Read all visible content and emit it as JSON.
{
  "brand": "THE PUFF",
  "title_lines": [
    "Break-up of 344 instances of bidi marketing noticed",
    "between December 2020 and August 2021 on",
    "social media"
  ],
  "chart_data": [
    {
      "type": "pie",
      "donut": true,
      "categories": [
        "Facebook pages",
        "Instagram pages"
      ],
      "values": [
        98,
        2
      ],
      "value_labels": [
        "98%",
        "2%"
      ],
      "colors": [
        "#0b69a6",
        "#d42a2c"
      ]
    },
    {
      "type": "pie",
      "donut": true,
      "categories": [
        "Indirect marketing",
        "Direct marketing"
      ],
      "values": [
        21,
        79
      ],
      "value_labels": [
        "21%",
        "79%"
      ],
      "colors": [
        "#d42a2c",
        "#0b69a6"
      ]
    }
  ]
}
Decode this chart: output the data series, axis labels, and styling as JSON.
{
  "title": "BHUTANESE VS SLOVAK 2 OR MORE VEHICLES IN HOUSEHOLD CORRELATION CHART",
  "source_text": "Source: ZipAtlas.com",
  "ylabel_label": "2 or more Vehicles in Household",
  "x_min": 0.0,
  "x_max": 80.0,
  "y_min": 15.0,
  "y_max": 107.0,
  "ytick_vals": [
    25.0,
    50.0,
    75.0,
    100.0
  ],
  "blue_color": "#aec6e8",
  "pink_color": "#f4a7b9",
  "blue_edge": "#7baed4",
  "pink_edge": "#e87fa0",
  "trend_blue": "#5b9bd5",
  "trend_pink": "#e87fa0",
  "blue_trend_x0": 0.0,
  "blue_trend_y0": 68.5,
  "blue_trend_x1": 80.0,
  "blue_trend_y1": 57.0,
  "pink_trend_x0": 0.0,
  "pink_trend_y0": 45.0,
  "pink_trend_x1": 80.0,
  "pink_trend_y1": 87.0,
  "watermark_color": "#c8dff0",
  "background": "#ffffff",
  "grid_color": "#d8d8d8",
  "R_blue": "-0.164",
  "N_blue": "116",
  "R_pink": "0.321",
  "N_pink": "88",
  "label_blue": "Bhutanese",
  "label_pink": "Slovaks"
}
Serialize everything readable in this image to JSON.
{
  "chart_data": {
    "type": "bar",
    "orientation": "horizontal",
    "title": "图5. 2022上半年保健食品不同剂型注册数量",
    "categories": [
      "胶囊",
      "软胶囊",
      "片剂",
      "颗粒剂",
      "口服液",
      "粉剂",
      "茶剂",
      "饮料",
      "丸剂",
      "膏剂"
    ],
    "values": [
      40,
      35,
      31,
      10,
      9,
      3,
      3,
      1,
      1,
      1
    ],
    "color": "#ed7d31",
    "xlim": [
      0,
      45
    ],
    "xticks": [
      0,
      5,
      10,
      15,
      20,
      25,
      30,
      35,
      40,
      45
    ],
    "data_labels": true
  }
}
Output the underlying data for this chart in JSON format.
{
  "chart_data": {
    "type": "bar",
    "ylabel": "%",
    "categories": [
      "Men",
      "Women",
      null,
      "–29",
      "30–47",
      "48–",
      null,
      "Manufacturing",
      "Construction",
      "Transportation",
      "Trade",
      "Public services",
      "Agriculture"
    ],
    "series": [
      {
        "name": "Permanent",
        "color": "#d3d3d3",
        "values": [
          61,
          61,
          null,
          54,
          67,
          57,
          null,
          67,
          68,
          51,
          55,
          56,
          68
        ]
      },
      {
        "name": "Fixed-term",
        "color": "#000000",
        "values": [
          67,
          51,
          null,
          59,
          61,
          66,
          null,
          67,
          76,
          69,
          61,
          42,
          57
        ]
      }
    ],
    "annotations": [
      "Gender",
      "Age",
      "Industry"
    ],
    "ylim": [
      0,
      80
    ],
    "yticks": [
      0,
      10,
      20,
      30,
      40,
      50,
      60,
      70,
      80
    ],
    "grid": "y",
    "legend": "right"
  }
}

# # # # #

Job: Take every line that includes the string "series" and copy it.

Completed exercise:
Decode this chart: output the data series, axis labels, and styling as JSON.
    "series": [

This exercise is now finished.